**Structured figure records:**

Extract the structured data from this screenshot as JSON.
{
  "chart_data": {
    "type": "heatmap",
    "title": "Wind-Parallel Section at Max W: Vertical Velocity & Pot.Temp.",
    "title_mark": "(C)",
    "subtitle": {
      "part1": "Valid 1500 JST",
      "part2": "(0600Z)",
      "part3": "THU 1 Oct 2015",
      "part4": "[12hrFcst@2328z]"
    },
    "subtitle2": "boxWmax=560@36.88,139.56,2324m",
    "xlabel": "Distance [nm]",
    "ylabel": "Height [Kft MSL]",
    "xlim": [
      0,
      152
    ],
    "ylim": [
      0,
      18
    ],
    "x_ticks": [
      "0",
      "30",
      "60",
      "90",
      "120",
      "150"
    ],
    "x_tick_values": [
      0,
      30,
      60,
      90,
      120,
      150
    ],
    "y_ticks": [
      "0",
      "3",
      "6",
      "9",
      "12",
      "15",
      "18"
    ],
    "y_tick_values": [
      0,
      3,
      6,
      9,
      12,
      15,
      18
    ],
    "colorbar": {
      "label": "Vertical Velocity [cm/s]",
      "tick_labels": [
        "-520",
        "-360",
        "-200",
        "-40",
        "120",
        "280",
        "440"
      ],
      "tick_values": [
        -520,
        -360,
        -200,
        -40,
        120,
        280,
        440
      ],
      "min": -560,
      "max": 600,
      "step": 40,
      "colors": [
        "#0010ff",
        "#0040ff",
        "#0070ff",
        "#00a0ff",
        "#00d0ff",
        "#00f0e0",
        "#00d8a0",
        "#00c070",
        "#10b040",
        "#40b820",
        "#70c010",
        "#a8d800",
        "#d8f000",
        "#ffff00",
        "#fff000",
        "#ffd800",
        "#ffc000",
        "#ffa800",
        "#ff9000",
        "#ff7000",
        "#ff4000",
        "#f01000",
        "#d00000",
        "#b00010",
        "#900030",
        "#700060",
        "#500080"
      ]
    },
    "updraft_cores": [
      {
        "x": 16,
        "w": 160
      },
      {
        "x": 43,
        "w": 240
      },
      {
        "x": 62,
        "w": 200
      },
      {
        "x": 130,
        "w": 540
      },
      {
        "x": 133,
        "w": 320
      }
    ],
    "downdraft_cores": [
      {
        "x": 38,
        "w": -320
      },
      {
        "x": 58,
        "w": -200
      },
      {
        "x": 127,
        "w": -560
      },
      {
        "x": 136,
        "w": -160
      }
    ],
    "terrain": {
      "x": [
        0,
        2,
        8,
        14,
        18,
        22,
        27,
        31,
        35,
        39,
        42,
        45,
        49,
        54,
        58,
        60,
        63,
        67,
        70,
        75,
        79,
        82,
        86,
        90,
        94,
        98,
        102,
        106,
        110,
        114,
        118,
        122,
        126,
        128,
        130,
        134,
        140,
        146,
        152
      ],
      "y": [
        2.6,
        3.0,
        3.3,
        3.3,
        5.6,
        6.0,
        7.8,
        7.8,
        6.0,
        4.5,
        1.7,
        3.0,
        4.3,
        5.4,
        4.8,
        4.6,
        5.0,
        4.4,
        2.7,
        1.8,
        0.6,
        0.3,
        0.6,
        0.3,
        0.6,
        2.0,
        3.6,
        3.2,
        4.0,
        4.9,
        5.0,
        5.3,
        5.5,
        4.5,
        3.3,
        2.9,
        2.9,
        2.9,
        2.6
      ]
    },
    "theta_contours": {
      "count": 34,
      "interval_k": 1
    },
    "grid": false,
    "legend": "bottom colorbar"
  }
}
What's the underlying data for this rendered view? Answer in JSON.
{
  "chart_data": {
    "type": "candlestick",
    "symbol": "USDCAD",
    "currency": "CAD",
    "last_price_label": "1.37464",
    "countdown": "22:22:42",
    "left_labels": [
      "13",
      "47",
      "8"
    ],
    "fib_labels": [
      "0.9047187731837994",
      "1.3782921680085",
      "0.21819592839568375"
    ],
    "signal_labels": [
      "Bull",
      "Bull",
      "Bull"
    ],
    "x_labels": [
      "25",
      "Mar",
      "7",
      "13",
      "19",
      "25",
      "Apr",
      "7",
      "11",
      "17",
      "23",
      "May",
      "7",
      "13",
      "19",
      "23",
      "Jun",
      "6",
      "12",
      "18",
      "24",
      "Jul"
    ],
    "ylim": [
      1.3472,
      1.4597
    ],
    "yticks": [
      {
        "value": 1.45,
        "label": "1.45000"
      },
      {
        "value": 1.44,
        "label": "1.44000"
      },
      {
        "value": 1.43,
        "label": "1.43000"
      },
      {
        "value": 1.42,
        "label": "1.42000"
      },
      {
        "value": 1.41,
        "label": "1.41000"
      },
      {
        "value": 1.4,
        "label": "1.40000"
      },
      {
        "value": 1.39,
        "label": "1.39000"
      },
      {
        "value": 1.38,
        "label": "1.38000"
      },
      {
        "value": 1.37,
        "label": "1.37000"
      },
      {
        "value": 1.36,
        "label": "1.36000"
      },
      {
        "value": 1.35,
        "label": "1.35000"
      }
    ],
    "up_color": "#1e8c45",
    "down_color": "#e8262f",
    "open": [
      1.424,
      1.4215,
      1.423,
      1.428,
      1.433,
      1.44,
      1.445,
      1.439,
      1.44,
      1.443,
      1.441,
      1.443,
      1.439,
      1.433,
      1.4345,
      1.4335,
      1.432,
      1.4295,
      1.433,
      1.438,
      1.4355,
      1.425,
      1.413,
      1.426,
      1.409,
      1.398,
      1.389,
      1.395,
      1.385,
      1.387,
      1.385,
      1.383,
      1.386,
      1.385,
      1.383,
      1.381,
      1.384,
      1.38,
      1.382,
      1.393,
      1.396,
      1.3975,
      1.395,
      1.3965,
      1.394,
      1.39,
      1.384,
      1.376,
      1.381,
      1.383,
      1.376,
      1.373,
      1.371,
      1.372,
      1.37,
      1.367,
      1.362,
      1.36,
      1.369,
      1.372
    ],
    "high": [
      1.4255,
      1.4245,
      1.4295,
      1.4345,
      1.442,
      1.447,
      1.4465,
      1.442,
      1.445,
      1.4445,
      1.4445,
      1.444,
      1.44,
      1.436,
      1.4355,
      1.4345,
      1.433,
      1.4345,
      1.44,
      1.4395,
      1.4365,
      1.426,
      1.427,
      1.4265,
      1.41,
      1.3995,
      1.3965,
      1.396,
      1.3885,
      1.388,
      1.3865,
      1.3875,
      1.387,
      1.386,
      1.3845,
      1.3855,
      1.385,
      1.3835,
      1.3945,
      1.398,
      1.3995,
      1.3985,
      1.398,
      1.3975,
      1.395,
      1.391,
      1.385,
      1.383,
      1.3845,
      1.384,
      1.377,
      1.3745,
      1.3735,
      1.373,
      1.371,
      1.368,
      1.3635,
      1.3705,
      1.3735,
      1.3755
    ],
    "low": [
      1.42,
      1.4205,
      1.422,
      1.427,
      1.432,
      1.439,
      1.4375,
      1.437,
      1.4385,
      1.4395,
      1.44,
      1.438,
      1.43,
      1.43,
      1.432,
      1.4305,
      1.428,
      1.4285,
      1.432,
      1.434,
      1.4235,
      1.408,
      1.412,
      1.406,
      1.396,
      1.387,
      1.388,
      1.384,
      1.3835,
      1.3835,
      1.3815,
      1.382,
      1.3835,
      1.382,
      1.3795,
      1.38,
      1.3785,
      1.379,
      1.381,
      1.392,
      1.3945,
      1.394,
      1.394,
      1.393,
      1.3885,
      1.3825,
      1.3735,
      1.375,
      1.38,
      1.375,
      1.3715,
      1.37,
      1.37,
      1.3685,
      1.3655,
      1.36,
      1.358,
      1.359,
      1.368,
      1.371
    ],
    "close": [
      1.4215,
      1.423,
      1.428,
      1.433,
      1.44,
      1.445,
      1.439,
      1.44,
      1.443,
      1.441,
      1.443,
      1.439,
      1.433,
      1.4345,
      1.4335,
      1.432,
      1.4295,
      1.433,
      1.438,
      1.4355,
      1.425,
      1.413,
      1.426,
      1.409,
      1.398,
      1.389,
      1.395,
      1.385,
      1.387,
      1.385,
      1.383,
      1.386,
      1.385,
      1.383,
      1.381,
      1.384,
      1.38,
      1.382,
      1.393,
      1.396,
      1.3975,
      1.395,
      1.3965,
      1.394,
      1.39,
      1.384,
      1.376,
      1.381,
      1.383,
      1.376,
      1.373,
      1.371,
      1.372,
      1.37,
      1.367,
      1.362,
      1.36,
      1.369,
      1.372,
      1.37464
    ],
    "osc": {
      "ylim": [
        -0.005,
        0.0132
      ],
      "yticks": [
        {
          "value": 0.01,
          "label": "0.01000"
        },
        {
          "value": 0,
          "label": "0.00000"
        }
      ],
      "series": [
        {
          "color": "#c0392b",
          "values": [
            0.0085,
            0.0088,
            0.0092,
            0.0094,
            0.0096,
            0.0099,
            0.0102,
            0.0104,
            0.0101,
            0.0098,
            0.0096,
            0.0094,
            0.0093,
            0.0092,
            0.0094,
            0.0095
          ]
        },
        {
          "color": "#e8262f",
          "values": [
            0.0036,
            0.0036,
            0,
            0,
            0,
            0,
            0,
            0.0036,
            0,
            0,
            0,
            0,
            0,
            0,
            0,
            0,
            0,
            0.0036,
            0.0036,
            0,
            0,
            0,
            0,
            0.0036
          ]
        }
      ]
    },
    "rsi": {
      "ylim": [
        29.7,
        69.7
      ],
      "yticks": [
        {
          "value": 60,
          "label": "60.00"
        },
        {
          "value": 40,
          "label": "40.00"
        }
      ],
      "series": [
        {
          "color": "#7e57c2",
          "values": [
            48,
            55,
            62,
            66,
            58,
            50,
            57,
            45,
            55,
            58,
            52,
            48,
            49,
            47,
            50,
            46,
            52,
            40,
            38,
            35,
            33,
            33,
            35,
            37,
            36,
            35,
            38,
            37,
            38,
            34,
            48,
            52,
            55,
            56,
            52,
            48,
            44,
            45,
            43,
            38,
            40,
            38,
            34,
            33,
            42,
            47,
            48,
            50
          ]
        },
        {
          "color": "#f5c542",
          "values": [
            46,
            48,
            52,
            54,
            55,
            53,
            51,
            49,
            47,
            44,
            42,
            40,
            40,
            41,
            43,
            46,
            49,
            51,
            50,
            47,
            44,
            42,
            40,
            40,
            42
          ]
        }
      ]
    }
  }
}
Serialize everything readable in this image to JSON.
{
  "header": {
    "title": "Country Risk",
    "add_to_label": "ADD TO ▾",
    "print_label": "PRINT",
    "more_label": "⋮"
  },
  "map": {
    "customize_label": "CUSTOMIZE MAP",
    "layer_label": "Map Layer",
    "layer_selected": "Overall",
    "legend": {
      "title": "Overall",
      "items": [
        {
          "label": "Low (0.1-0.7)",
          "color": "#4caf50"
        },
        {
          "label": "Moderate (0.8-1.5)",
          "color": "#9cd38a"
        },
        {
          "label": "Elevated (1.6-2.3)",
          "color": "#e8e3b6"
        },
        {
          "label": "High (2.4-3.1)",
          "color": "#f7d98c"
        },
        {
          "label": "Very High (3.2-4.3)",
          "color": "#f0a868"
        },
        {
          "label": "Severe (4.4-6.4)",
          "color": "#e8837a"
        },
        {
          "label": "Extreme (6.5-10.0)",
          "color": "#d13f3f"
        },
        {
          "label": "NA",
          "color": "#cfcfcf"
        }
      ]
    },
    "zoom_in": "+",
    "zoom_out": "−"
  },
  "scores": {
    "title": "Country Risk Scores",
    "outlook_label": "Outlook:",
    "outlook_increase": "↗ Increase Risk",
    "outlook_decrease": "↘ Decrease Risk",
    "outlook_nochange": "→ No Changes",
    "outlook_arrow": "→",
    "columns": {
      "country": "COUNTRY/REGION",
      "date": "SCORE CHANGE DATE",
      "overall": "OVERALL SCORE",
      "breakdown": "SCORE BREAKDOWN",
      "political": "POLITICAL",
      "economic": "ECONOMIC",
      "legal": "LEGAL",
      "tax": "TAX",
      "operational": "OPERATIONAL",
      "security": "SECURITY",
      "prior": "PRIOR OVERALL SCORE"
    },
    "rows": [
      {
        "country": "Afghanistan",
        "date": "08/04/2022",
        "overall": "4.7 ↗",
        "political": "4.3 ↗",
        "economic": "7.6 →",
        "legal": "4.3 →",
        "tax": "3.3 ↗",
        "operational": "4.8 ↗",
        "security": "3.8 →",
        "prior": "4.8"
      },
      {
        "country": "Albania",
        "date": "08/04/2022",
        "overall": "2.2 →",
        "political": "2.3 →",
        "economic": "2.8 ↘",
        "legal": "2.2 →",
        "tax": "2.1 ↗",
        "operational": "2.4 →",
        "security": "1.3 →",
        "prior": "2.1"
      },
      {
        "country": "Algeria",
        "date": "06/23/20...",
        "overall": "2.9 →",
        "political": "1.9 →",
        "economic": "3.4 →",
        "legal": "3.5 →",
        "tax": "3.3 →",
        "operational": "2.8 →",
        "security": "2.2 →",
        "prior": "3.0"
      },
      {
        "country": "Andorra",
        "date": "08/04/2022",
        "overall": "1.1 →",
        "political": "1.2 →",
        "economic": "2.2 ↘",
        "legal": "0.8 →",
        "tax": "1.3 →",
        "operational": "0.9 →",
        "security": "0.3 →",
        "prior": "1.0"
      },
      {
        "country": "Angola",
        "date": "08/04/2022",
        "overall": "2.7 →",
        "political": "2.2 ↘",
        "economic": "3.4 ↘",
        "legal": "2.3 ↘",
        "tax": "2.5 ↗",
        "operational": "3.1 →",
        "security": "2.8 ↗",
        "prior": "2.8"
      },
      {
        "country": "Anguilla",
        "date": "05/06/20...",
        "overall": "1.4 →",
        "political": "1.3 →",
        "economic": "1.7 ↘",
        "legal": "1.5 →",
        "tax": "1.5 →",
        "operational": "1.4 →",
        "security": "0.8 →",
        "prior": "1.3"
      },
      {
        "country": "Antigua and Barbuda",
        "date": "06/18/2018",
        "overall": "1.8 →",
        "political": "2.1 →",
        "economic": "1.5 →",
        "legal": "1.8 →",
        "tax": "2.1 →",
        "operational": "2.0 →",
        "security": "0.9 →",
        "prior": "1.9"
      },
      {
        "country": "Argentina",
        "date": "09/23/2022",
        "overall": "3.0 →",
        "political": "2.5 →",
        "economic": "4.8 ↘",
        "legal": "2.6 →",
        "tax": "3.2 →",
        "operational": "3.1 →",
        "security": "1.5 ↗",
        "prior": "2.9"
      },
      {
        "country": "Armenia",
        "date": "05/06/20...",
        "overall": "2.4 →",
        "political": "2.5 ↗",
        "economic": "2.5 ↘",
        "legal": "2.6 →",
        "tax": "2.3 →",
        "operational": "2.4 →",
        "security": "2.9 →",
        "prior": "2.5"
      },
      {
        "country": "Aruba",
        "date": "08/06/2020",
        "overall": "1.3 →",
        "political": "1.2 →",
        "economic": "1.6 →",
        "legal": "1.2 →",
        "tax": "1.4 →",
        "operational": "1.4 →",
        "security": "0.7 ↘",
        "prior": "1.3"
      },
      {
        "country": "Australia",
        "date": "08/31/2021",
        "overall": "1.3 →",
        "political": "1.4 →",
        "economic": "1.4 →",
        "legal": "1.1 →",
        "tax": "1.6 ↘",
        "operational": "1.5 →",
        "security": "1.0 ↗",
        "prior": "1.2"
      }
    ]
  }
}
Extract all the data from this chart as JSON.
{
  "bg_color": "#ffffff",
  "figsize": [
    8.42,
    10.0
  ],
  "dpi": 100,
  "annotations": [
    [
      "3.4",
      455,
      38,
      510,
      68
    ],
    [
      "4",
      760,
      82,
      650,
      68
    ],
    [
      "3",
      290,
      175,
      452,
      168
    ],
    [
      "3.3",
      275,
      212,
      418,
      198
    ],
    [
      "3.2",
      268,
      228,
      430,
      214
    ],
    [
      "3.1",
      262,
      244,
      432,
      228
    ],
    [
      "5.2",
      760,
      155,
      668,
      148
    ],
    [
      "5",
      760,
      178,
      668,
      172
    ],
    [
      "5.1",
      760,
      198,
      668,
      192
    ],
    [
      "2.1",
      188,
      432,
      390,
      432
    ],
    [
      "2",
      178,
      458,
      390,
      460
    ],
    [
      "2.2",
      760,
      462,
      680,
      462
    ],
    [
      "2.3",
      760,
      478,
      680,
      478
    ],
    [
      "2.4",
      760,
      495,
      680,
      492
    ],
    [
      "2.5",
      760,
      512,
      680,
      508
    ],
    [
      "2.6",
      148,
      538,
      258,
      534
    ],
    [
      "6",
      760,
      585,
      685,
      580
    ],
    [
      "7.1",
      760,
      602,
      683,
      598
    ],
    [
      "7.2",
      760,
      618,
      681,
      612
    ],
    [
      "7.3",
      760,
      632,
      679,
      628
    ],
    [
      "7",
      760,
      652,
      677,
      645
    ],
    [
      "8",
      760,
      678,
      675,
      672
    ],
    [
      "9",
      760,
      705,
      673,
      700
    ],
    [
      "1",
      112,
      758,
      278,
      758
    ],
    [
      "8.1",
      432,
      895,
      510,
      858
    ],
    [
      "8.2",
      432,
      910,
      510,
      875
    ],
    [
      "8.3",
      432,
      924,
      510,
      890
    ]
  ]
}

**What you are asked to do:** Select every line of the material above holding the word "prior" and copy it.

**Solution to this problem:**
      "prior": "PRIOR OVERALL SCORE"
        "prior": "4.8"
        "prior": "2.1"
        "prior": "3.0"
        "prior": "1.0"
        "prior": "2.8"
        "prior": "1.3"
        "prior": "1.9"
        "prior": "2.9"
        "prior": "2.5"
        "prior": "1.3"
        "prior": "1.2"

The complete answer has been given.